WHAT THIS TASK INVOLVES: Check each line of the listing, and copy it if it contains the word "Cases".

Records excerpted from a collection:
/---

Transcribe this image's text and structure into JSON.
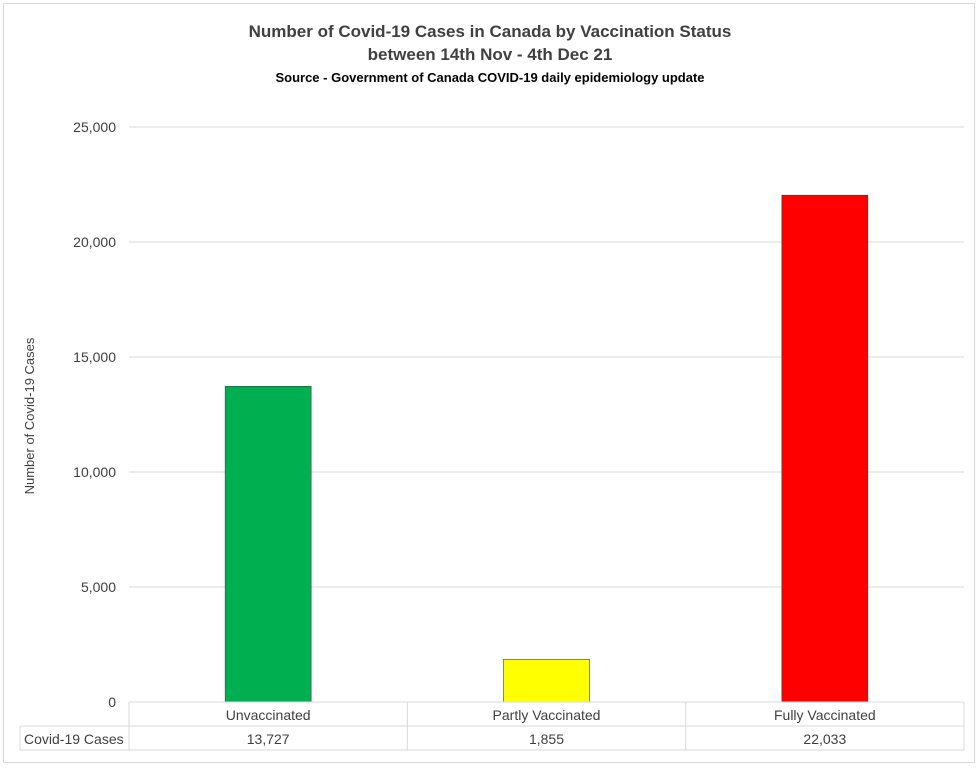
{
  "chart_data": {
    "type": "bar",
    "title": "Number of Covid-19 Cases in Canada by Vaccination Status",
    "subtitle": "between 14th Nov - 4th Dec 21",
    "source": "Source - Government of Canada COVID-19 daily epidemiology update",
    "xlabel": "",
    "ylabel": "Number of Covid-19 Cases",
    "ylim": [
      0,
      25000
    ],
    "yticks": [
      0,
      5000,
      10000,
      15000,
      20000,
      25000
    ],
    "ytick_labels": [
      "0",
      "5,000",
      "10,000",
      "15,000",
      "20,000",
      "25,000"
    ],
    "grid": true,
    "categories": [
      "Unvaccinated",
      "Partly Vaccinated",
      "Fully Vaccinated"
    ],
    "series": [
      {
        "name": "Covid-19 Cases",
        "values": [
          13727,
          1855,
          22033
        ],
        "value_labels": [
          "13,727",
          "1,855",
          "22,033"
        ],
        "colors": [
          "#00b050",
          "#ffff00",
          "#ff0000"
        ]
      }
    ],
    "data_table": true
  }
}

\---

SOLUTION TO THIS PROBLEM:
    "title": "Number of Covid-19 Cases in Canada by Vaccination Status",
    "ylabel": "Number of Covid-19 Cases",
        "name": "Covid-19 Cases",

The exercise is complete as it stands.